— start of RECORDS FOR THIS TASK —

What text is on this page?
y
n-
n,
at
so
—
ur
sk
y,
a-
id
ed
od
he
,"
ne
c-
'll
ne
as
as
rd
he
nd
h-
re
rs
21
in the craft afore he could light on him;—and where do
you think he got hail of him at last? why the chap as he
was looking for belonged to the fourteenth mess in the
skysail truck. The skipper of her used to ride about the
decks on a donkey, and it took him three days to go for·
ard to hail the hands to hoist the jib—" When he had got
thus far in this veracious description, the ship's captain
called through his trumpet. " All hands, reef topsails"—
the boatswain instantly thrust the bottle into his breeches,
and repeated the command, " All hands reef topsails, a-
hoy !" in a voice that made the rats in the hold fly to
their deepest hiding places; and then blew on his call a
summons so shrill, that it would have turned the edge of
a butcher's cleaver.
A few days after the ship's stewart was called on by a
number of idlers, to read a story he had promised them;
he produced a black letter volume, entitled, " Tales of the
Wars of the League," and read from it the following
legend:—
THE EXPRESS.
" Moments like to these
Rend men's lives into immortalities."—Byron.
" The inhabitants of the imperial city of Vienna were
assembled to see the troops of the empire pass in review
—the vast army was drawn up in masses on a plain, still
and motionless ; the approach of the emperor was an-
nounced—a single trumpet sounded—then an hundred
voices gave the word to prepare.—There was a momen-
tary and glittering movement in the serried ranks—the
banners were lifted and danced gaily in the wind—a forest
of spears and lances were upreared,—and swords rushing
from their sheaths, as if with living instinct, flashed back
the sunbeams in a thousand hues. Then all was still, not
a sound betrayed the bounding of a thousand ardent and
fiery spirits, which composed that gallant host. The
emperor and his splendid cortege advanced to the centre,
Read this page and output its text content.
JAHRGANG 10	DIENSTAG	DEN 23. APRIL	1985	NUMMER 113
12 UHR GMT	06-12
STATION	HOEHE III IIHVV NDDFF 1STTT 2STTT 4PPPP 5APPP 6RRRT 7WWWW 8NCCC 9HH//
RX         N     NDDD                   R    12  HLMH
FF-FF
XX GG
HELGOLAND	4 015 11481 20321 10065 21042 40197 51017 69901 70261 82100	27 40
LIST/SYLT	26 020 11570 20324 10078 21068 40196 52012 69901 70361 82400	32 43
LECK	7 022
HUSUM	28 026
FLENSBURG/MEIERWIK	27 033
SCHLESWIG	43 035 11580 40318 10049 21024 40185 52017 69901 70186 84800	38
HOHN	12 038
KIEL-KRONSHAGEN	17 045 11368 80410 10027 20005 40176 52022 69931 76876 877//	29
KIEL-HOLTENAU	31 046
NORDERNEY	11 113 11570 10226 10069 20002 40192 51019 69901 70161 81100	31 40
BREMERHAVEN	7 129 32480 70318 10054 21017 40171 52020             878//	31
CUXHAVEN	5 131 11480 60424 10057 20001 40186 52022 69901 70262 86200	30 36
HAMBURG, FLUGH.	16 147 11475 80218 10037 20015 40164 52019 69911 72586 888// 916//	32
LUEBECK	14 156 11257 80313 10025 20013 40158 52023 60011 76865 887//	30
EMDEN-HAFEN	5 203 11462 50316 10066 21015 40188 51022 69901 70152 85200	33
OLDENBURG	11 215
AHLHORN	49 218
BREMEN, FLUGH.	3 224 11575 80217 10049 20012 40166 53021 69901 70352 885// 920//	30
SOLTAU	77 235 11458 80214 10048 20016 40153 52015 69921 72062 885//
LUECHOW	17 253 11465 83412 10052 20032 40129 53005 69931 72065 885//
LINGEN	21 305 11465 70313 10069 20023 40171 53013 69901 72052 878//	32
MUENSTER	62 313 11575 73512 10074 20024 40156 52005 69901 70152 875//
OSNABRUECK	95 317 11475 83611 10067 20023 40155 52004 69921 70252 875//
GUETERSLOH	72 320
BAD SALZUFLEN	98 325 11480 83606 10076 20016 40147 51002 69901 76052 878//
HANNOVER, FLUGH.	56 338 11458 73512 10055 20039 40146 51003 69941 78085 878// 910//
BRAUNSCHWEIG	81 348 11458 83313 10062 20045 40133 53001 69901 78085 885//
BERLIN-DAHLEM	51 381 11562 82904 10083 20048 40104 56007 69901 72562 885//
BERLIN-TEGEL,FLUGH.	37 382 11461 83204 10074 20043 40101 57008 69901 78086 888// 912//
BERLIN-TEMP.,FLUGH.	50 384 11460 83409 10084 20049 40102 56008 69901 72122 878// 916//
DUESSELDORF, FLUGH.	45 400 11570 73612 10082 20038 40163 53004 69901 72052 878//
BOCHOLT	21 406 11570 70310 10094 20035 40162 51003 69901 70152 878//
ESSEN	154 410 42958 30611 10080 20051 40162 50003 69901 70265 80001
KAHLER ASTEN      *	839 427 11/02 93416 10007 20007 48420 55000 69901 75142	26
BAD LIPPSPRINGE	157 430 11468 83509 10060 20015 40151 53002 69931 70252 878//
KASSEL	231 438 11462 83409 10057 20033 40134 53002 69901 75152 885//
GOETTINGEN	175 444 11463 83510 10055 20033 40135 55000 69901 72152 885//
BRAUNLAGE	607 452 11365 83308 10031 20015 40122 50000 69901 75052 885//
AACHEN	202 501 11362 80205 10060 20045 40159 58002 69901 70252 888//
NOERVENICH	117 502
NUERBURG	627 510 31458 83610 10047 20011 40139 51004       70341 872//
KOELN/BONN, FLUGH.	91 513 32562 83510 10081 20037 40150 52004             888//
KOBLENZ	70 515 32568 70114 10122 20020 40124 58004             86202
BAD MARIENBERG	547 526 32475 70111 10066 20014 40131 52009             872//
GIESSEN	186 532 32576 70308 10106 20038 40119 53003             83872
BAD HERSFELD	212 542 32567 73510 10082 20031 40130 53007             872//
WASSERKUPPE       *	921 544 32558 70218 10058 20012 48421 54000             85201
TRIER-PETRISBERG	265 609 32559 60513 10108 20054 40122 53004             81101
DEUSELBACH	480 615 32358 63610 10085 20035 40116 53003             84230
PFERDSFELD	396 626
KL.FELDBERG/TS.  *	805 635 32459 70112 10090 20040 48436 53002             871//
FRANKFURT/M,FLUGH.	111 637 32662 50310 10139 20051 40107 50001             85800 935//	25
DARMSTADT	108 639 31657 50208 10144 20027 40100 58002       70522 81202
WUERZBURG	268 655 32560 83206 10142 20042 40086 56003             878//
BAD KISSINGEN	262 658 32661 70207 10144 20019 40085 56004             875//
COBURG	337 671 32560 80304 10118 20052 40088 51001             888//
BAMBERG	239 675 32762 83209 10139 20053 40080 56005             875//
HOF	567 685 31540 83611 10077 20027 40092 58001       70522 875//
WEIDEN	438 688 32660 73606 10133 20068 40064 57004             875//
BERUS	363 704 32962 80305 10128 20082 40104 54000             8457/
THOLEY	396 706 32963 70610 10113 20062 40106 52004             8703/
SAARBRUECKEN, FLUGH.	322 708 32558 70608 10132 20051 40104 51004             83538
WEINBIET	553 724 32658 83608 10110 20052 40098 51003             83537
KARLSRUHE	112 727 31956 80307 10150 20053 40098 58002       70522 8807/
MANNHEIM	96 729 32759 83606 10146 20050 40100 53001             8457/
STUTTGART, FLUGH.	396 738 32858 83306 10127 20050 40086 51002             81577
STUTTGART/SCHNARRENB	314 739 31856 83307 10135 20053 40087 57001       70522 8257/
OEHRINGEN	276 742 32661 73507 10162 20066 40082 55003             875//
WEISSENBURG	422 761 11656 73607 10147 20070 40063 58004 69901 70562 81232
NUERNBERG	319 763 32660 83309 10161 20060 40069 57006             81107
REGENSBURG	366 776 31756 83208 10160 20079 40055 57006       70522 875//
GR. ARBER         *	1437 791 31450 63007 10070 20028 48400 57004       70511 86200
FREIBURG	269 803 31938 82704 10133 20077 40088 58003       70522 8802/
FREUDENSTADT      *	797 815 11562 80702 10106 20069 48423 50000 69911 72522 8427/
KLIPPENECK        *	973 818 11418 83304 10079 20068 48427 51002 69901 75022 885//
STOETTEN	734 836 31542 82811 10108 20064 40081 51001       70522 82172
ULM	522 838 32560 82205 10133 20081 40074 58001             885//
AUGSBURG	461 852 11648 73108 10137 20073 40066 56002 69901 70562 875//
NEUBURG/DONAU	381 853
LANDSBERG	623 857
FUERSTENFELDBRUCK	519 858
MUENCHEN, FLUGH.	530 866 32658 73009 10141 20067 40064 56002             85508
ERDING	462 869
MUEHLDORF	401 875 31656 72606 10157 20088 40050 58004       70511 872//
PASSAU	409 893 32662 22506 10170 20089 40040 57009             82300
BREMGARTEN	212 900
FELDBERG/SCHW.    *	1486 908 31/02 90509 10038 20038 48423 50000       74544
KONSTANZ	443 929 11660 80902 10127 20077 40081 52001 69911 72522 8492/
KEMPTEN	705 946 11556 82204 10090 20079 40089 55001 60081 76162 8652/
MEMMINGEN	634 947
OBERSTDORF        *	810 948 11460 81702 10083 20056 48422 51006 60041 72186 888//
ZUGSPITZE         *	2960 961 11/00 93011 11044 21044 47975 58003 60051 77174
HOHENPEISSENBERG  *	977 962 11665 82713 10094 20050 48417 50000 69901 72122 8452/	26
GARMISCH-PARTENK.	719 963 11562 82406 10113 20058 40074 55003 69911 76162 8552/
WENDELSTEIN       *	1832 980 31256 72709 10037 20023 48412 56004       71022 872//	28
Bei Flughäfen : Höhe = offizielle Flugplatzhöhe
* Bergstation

— end of RECORDS FOR THIS TASK —

### WHAT YOU HAVE TO DO
Locate all lines in the listing above with the word "FELDBERG" and copy them.

### WRITTEN SOLUTION
KL.FELDBERG/TS.  *	805 635 32459 70112 10090 20040 48436 53002             871//
FELDBERG/SCHW.    *	1486 908 31/02 90509 10038 20038 48423 50000       74544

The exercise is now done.